*Dataset records*:
-*-
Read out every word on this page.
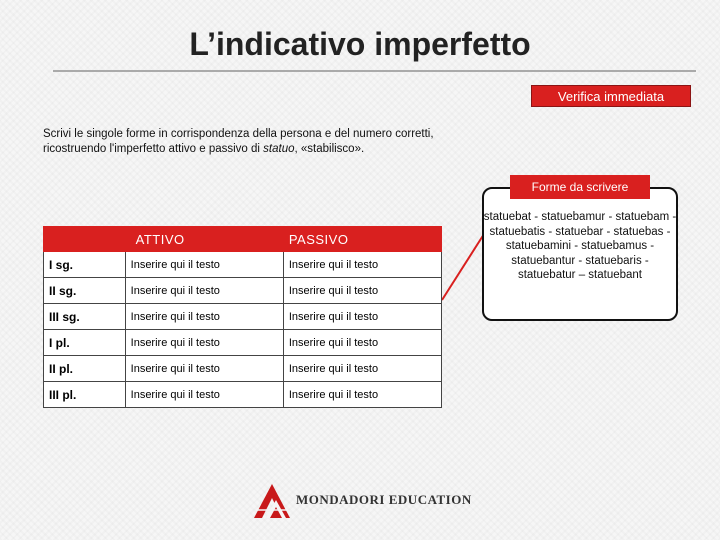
L’indicativo imperfetto
Verifica immediata
Scrivi le singole forme in corrispondenza della persona e del numero corretti, ricostruendo l'imperfetto attivo e passivo di statuo, «stabilisco».
Forme da scrivere
statuebat - statuebamur - statuebam - statuebatis - statuebar - statuebas - statuebamini - statuebamus - statuebantur - statuebaris - statuebatur – statuebant
	ATTIVO	PASSIVO
I sg.	Inserire qui il testo	Inserire qui il testo
II sg.	Inserire qui il testo	Inserire qui il testo
III sg.	Inserire qui il testo	Inserire qui il testo
I pl.	Inserire qui il testo	Inserire qui il testo
II pl.	Inserire qui il testo	Inserire qui il testo
III pl.	Inserire qui il testo	Inserire qui il testo
MONDADORI EDUCATION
-*-
*Instructions to follow*:
Quote every entry exactly, with the pictures omitted.

*Worked solution*:
Read out every word on this page.
L’indicativo imperfetto
Verifica immediata
Scrivi le singole forme in corrispondenza della persona e del numero corretti, ricostruendo l'imperfetto attivo e passivo di statuo, «stabilisco».
Forme da scrivere
statuebat - statuebamur - statuebam - statuebatis - statuebar - statuebas - statuebamini - statuebamus - statuebantur - statuebaris - statuebatur – statuebant
	ATTIVO	PASSIVO
I sg.	Inserire qui il testo	Inserire qui il testo
II sg.	Inserire qui il testo	Inserire qui il testo
III sg.	Inserire qui il testo	Inserire qui il testo
I pl.	Inserire qui il testo	Inserire qui il testo
II pl.	Inserire qui il testo	Inserire qui il testo
III pl.	Inserire qui il testo	Inserire qui il testo
MONDADORI EDUCATION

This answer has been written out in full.